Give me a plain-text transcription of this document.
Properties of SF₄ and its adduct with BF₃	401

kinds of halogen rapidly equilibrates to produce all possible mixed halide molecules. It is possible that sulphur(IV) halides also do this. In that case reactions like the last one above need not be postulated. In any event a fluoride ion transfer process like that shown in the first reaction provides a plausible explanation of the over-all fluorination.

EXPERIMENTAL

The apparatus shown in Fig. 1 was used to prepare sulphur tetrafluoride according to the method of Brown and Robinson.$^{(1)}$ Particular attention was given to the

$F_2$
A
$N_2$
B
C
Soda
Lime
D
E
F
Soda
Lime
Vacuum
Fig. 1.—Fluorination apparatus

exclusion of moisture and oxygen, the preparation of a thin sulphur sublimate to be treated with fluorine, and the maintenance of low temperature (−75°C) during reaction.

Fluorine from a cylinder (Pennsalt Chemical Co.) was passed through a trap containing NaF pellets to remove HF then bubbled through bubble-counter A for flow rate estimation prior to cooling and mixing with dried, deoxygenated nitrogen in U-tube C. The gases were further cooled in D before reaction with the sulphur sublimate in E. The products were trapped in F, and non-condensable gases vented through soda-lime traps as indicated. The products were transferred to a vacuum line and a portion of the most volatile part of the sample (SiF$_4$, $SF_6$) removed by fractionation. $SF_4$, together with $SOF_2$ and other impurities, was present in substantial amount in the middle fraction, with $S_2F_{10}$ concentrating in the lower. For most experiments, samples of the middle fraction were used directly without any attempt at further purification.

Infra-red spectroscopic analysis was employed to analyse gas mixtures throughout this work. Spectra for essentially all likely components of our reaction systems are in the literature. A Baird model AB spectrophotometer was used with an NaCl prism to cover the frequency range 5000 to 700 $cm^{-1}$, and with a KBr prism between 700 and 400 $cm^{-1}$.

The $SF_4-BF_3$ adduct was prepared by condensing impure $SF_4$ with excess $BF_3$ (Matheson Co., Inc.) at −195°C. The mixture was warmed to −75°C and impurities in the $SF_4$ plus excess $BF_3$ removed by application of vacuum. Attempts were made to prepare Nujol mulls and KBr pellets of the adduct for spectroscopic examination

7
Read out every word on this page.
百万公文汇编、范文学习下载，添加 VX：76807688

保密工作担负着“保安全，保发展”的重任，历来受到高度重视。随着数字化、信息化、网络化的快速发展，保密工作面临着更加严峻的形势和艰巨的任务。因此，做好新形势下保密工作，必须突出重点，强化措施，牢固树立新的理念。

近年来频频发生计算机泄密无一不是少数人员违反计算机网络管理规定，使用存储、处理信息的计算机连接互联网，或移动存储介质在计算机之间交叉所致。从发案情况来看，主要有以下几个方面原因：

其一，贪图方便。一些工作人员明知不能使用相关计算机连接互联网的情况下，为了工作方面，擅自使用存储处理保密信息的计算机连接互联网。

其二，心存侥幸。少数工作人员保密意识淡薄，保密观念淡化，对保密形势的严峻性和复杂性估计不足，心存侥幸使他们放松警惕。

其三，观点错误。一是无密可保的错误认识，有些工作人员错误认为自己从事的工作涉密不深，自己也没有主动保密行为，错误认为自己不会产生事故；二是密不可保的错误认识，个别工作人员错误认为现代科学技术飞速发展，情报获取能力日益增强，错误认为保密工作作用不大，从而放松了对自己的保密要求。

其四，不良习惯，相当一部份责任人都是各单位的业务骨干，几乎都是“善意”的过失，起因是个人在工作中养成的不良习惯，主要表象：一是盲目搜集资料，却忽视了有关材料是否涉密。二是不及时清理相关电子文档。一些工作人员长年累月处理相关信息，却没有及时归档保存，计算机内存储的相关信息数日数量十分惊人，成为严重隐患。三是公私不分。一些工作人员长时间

THE PROBLEM: Determine how many lines in the records contain "shown", and reply with the number only.

OUTPUT OF THE TASK: 2